#### The task
Copy out every record below exactly as written, but leave out any pictures.

==== Excerpted records ====

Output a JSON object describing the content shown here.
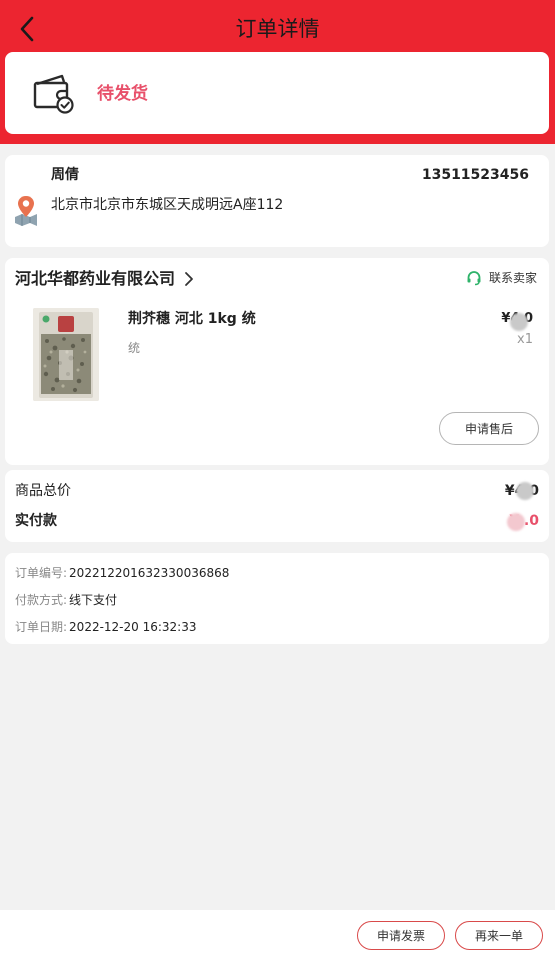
{
  "header": {
    "title": "订单详情",
    "back_icon": "chevron-left-icon"
  },
  "status": {
    "text": "待发货",
    "icon": "wallet-check-icon"
  },
  "address": {
    "name": "周倩",
    "phone": "13511523456",
    "line": "北京市北京市东城区天成明远A座112",
    "icon": "location-map-icon"
  },
  "shop": {
    "name": "河北华都药业有限公司",
    "contact_label": "联系卖家",
    "product": {
      "name": "荆芥穗 河北 1kg 统",
      "spec": "统",
      "price": "¥4  0",
      "qty": "x1"
    },
    "after_sale_label": "申请售后"
  },
  "totals": {
    "goods_label": "商品总价",
    "goods_value": "¥4  0",
    "paid_label": "实付款",
    "paid_value": "¥   .0"
  },
  "info": {
    "order_no_label": "订单编号:",
    "order_no": "202212201632330036868",
    "payment_label": "付款方式:",
    "payment": "线下支付",
    "date_label": "订单日期:",
    "date": "2022-12-20 16:32:33"
  },
  "actions": {
    "invoice_label": "申请发票",
    "reorder_label": "再来一单"
  },
  "colors": {
    "brand_red": "#ec2530",
    "status_pink": "#e8506a",
    "page_bg": "#f2f2f2"
  }
}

====

#### Full solution
Output a JSON object describing the content shown here.
{
  "header": {
    "title": "订单详情",
    "back_icon": "chevron-left-icon"
  },
  "status": {
    "text": "待发货",
    "icon": "wallet-check-icon"
  },
  "address": {
    "name": "周倩",
    "phone": "13511523456",
    "line": "北京市北京市东城区天成明远A座112",
    "icon": "location-map-icon"
  },
  "shop": {
    "name": "河北华都药业有限公司",
    "contact_label": "联系卖家",
    "product": {
      "name": "荆芥穗 河北 1kg 统",
      "spec": "统",
      "price": "¥4  0",
      "qty": "x1"
    },
    "after_sale_label": "申请售后"
  },
  "totals": {
    "goods_label": "商品总价",
    "goods_value": "¥4  0",
    "paid_label": "实付款",
    "paid_value": "¥   .0"
  },
  "info": {
    "order_no_label": "订单编号:",
    "order_no": "202212201632330036868",
    "payment_label": "付款方式:",
    "payment": "线下支付",
    "date_label": "订单日期:",
    "date": "2022-12-20 16:32:33"
  },
  "actions": {
    "invoice_label": "申请发票",
    "reorder_label": "再来一单"
  },
  "colors": {
    "brand_red": "#ec2530",
    "status_pink": "#e8506a",
    "page_bg": "#f2f2f2"
  }
}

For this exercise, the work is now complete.